**WRITTEN INSTRUCTION**. Write out all of the data exactly as it appears.

(Extracted data entries)
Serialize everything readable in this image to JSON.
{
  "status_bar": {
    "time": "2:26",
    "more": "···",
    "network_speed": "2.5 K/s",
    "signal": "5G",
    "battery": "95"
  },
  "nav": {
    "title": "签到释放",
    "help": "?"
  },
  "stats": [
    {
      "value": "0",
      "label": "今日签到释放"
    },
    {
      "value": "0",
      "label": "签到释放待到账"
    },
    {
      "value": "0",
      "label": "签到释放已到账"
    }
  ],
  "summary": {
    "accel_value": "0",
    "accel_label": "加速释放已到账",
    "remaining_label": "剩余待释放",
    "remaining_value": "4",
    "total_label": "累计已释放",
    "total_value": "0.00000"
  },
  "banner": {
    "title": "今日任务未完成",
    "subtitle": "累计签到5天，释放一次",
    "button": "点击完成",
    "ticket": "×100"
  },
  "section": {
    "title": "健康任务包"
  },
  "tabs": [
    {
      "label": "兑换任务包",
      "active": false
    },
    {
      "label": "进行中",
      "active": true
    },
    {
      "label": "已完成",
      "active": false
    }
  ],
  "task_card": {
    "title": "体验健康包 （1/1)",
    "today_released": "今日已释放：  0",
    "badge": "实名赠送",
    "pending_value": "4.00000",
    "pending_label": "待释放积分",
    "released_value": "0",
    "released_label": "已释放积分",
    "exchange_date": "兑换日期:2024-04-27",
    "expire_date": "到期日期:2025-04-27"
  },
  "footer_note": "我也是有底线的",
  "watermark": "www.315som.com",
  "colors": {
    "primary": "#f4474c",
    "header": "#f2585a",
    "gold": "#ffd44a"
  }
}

**RESULT**.
Serialize everything readable in this image to JSON.
{
  "status_bar": {
    "time": "2:26",
    "more": "···",
    "network_speed": "2.5 K/s",
    "signal": "5G",
    "battery": "95"
  },
  "nav": {
    "title": "签到释放",
    "help": "?"
  },
  "stats": [
    {
      "value": "0",
      "label": "今日签到释放"
    },
    {
      "value": "0",
      "label": "签到释放待到账"
    },
    {
      "value": "0",
      "label": "签到释放已到账"
    }
  ],
  "summary": {
    "accel_value": "0",
    "accel_label": "加速释放已到账",
    "remaining_label": "剩余待释放",
    "remaining_value": "4",
    "total_label": "累计已释放",
    "total_value": "0.00000"
  },
  "banner": {
    "title": "今日任务未完成",
    "subtitle": "累计签到5天，释放一次",
    "button": "点击完成",
    "ticket": "×100"
  },
  "section": {
    "title": "健康任务包"
  },
  "tabs": [
    {
      "label": "兑换任务包",
      "active": false
    },
    {
      "label": "进行中",
      "active": true
    },
    {
      "label": "已完成",
      "active": false
    }
  ],
  "task_card": {
    "title": "体验健康包 （1/1)",
    "today_released": "今日已释放：  0",
    "badge": "实名赠送",
    "pending_value": "4.00000",
    "pending_label": "待释放积分",
    "released_value": "0",
    "released_label": "已释放积分",
    "exchange_date": "兑换日期:2024-04-27",
    "expire_date": "到期日期:2025-04-27"
  },
  "footer_note": "我也是有底线的",
  "watermark": "www.315som.com",
  "colors": {
    "primary": "#f4474c",
    "header": "#f2585a",
    "gold": "#ffd44a"
  }
}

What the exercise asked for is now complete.